- **Brief**:
Set each record down exactly, excluding all images.

- **Dataset entries**:
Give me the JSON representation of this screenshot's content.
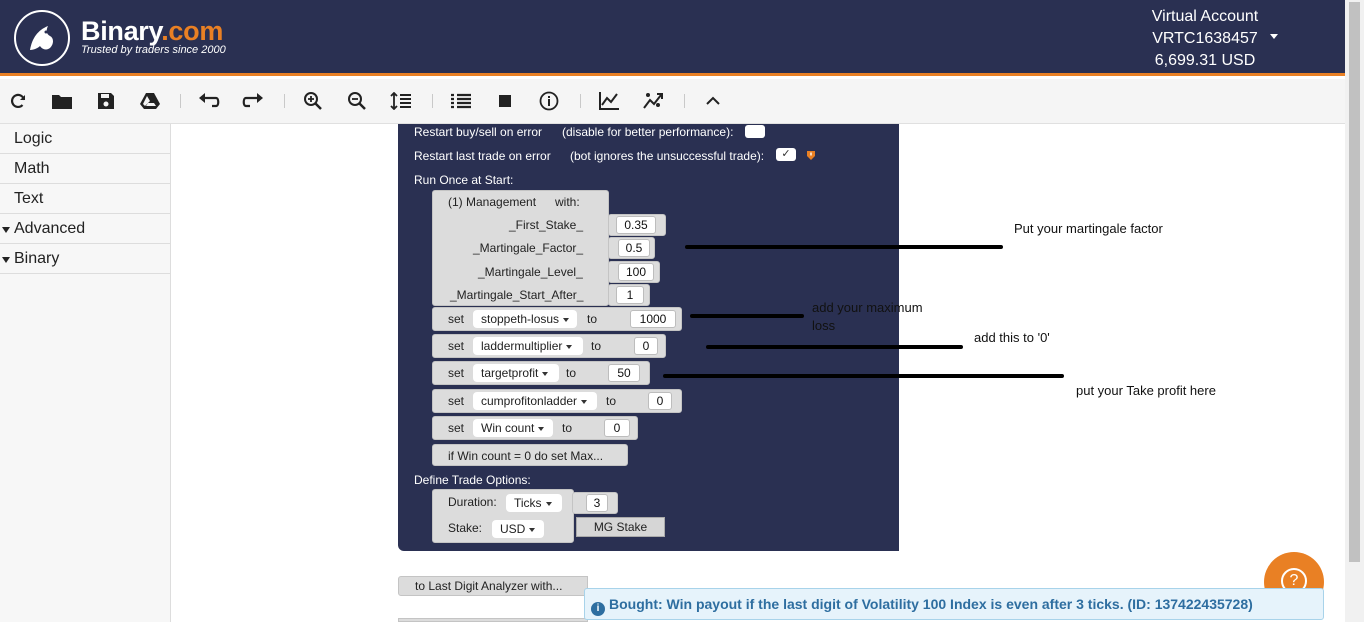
{
  "header": {
    "brand_name": "Binary",
    "brand_tld": ".com",
    "tagline": "Trusted by traders since 2000",
    "account_type": "Virtual Account",
    "account_id": "VRTC1638457",
    "balance": "6,699.31 USD"
  },
  "toolbar": {
    "icons": [
      "reload-icon",
      "open-folder-icon",
      "save-icon",
      "google-drive-icon",
      "undo-icon",
      "redo-icon",
      "zoom-in-icon",
      "zoom-out-icon",
      "sort-icon",
      "summary-icon",
      "stop-icon",
      "info-icon",
      "chart-icon",
      "trading-view-icon",
      "collapse-icon"
    ]
  },
  "sidebar": {
    "items": [
      {
        "label": "Logic"
      },
      {
        "label": "Math"
      },
      {
        "label": "Text"
      },
      {
        "label": "Advanced"
      },
      {
        "label": "Binary"
      }
    ]
  },
  "blocks": {
    "restart_error_label": "Restart buy/sell on error",
    "restart_error_note": "(disable for better performance):",
    "restart_last_label": "Restart last trade on error",
    "restart_last_note": "(bot ignores the unsuccessful trade):",
    "restart_last_check": "✓",
    "run_once": "Run Once at Start:",
    "management_title": "(1) Management",
    "management_with": "with:",
    "params": [
      {
        "label": "_First_Stake_",
        "value": "0.35"
      },
      {
        "label": "_Martingale_Factor_",
        "value": "0.5"
      },
      {
        "label": "_Martingale_Level_",
        "value": "100"
      },
      {
        "label": "_Martingale_Start_After_",
        "value": "1"
      }
    ],
    "set_word": "set",
    "to_word": "to",
    "sets": [
      {
        "var": "stoppeth-losus",
        "value": "1000"
      },
      {
        "var": "laddermultiplier",
        "value": "0"
      },
      {
        "var": "targetprofit",
        "value": "50"
      },
      {
        "var": "cumprofitonladder",
        "value": "0"
      },
      {
        "var": "Win count",
        "value": "0"
      }
    ],
    "if_block": "if Win count = 0 do set Max...",
    "define_trade": "Define Trade Options:",
    "duration_label": "Duration:",
    "duration_unit": "Ticks",
    "duration_value": "3",
    "stake_label": "Stake:",
    "stake_currency": "USD",
    "stake_value": "MG Stake",
    "last_digit": "to Last Digit Analyzer with..."
  },
  "annotations": {
    "martingale": "Put your martingale factor",
    "max_loss_1": "add your maximum",
    "max_loss_2": "loss",
    "ladder": "add this to '0'",
    "take_profit": "put your Take profit here"
  },
  "help_icon": "?",
  "toast": {
    "icon": "i",
    "message": "Bought: Win payout if the last digit of Volatility 100 Index is even after 3 ticks. (ID: 137422435728)"
  },
  "colors": {
    "header_bg": "#2a3052",
    "accent": "#e98024",
    "block_grey": "#dcdcdc",
    "toast_text": "#2e6ea0"
  }
}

- **Exercise solution**:
Give me the JSON representation of this screenshot's content.
{
  "header": {
    "brand_name": "Binary",
    "brand_tld": ".com",
    "tagline": "Trusted by traders since 2000",
    "account_type": "Virtual Account",
    "account_id": "VRTC1638457",
    "balance": "6,699.31 USD"
  },
  "toolbar": {
    "icons": [
      "reload-icon",
      "open-folder-icon",
      "save-icon",
      "google-drive-icon",
      "undo-icon",
      "redo-icon",
      "zoom-in-icon",
      "zoom-out-icon",
      "sort-icon",
      "summary-icon",
      "stop-icon",
      "info-icon",
      "chart-icon",
      "trading-view-icon",
      "collapse-icon"
    ]
  },
  "sidebar": {
    "items": [
      {
        "label": "Logic"
      },
      {
        "label": "Math"
      },
      {
        "label": "Text"
      },
      {
        "label": "Advanced"
      },
      {
        "label": "Binary"
      }
    ]
  },
  "blocks": {
    "restart_error_label": "Restart buy/sell on error",
    "restart_error_note": "(disable for better performance):",
    "restart_last_label": "Restart last trade on error",
    "restart_last_note": "(bot ignores the unsuccessful trade):",
    "restart_last_check": "✓",
    "run_once": "Run Once at Start:",
    "management_title": "(1) Management",
    "management_with": "with:",
    "params": [
      {
        "label": "_First_Stake_",
        "value": "0.35"
      },
      {
        "label": "_Martingale_Factor_",
        "value": "0.5"
      },
      {
        "label": "_Martingale_Level_",
        "value": "100"
      },
      {
        "label": "_Martingale_Start_After_",
        "value": "1"
      }
    ],
    "set_word": "set",
    "to_word": "to",
    "sets": [
      {
        "var": "stoppeth-losus",
        "value": "1000"
      },
      {
        "var": "laddermultiplier",
        "value": "0"
      },
      {
        "var": "targetprofit",
        "value": "50"
      },
      {
        "var": "cumprofitonladder",
        "value": "0"
      },
      {
        "var": "Win count",
        "value": "0"
      }
    ],
    "if_block": "if Win count = 0 do set Max...",
    "define_trade": "Define Trade Options:",
    "duration_label": "Duration:",
    "duration_unit": "Ticks",
    "duration_value": "3",
    "stake_label": "Stake:",
    "stake_currency": "USD",
    "stake_value": "MG Stake",
    "last_digit": "to Last Digit Analyzer with..."
  },
  "annotations": {
    "martingale": "Put your martingale factor",
    "max_loss_1": "add your maximum",
    "max_loss_2": "loss",
    "ladder": "add this to '0'",
    "take_profit": "put your Take profit here"
  },
  "help_icon": "?",
  "toast": {
    "icon": "i",
    "message": "Bought: Win payout if the last digit of Volatility 100 Index is even after 3 ticks. (ID: 137422435728)"
  },
  "colors": {
    "header_bg": "#2a3052",
    "accent": "#e98024",
    "block_grey": "#dcdcdc",
    "toast_text": "#2e6ea0"
  }
}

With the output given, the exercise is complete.